Excerpted passage
↓↓↓

Travel the world. Learn a skill. And, as Navy recruiting slogans promise, "Accelerate Your Life."

But cake decorating?

When 20-year-old Christopher Huggins joined the Navy, he never dreamed he'd be hunched over a fake cake squeezing peach-colored icing from a bag to make rows of dainty rosebuds.

Huggins, who works in the aft galley aboard the George H.W. Bush, was one of 10 culinary specialists from the Navy's newest aircraft carrier who recently took a three-day crash course in cake decorating from AnnaBelle Eversole, owner of Wine & Cake Hobbies in Norfolk.

"She makes it look too easy," Huggins mumbled on his eighth attempt at shaping flowers.

Eight Bush sailors took the class before them, and a dozen more were expected to follow. And there will be more sailors from other ships; there always are. After all, celebrations don't cease because a ship is at sea.

Consider the Bush: seven galleys, 2,600 people aboard. Cooks dish up 6,000 meals a day for the crew, and 15,000 a day when the air wing is on board. All those people have birthdays, re-enlistments, changes of command.

"It's almost an everyday thing," said Bush Culinary Specialist Chief Hosannah Quino, who all-told plans to have 30 of her 74-member staff trained by Eversole. It's some thing of a perk for Quino's crew.

"We need a lot of people who have this skill," she said.

Which, by the second day of training, Huggins definitely didn't. Huggins' hobbies are basketball, dancing, girls. Cake decorating had not entered his universe before.

Clearly frustrated by the rosebuds, he called Eversole over to his table.

"Well, it's a rose of some sort," Eversole said as she examined Huggins' progress. "You need to get this technique down, because later we're going to move on to full roses."

She stood close beside Huggins and adjusted his grip on the decorating bag, giving it a firm twist so icing would ooze only from "the business end." Then she put her hands over his to demonstrate.

"It's all pressure, and just a twist of the wrist," she said, guiding his hands. "Let the icing flow and then cut it off," she said, flicking her wrist. Together, they fashioned a perfect little bud.

↑↑↑

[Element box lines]
↓↓↓

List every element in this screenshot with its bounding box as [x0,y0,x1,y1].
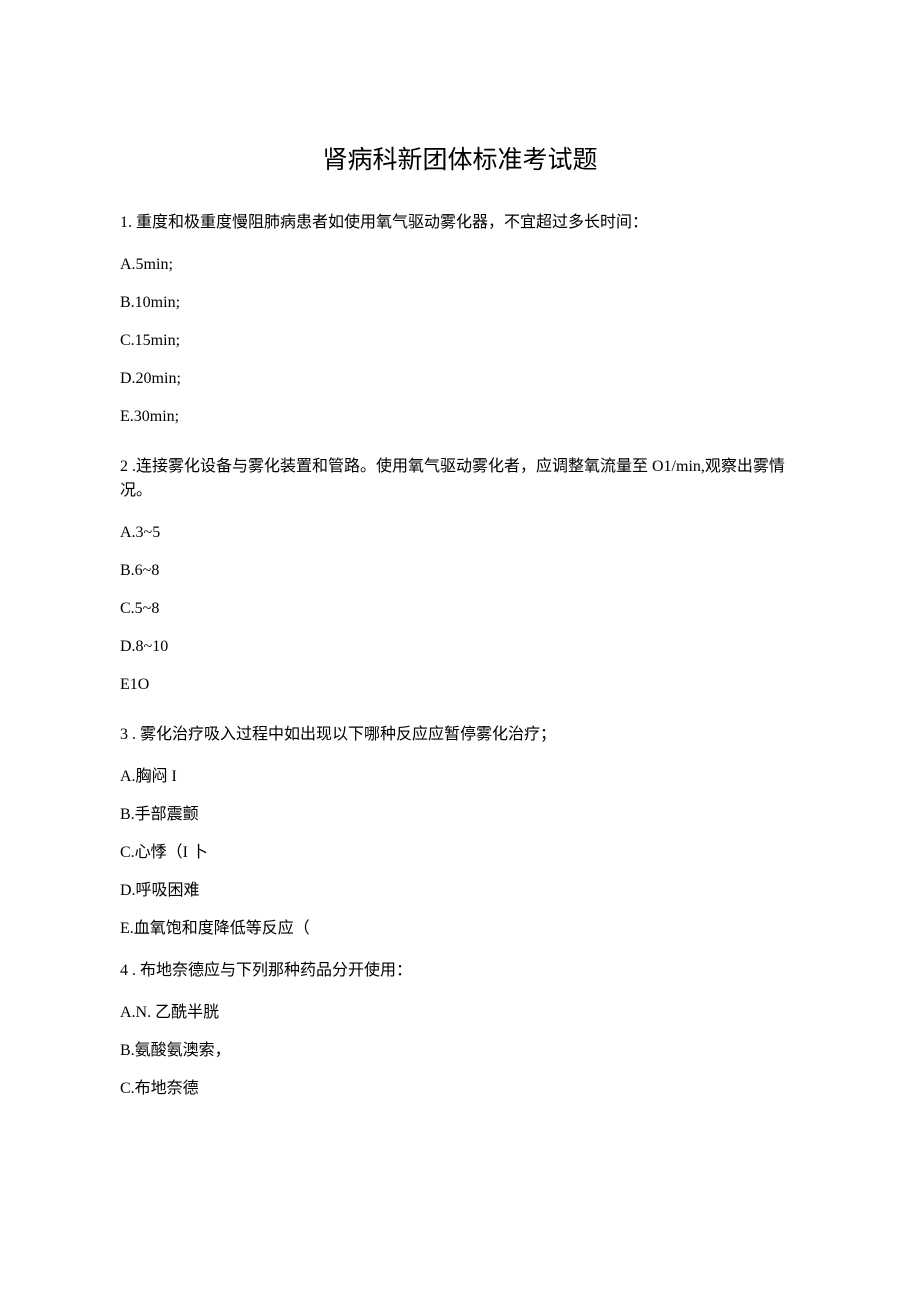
question-option: D.呼吸困难 [120,879,800,903]
question-1: 1. 重度和极重度慢阻肺病患者如使用氧气驱动雾化器，不宜超过多长时间： A.5m… [120,211,800,429]
question-option: E1O [120,673,800,697]
question-3: 3 . 雾化治疗吸入过程中如出现以下哪种反应应暂停雾化治疗； A.胸闷 I B.… [120,723,800,941]
question-option: B.氨酸氨澳索， [120,1039,800,1063]
question-stem: 4 . 布地奈德应与下列那种药品分开使用： [120,959,800,983]
question-stem: 3 . 雾化治疗吸入过程中如出现以下哪种反应应暂停雾化治疗； [120,723,800,747]
question-option: A.N. 乙酰半胱 [120,1001,800,1025]
question-option: B.10min; [120,291,800,315]
question-option: C.15min; [120,329,800,353]
question-option: A.5min; [120,253,800,277]
question-option: D.8~10 [120,635,800,659]
question-option: A.3~5 [120,521,800,545]
question-option: C.布地奈德 [120,1077,800,1101]
question-option: E.30min; [120,405,800,429]
question-option: E.血氧饱和度降低等反应（ [120,917,800,941]
question-2: 2 .连接雾化设备与雾化装置和管路。使用氧气驱动雾化者，应调整氧流量至 O1/m… [120,455,800,697]
question-stem: 2 .连接雾化设备与雾化装置和管路。使用氧气驱动雾化者，应调整氧流量至 O1/m… [120,455,800,503]
question-option: C.5~8 [120,597,800,621]
question-option: C.心悸（I 卜 [120,841,800,865]
page-title: 肾病科新团体标准考试题 [120,140,800,176]
question-stem: 1. 重度和极重度慢阻肺病患者如使用氧气驱动雾化器，不宜超过多长时间： [120,211,800,235]
question-option: B.6~8 [120,559,800,583]
question-option: B.手部震颤 [120,803,800,827]
question-4: 4 . 布地奈德应与下列那种药品分开使用： A.N. 乙酰半胱 B.氨酸氨澳索，… [120,959,800,1101]
question-option: A.胸闷 I [120,765,800,789]
question-option: D.20min; [120,367,800,391]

↑↑↑

Written task A
In the passage on sailors learning cake decorating, how many meals a day do the cooks serve when the air wing is on board the Bush?
Written task B
Rewrite the paragraph beginning "Consider the Bush" from the passage on sailors learning cake decorating as a short bulleted list that keeps its main facts.
The lines are not required for either task.

Complete output A
15,000 meals a day.

Complete output B
- The Bush has seven galleys and 2,600 people aboard.
- Cooks serve 6,000 meals a day to the crew.
- They serve 15,000 meals a day when the air wing is on board.
- Occasions such as birthdays, re-enlistments and changes of command are frequent.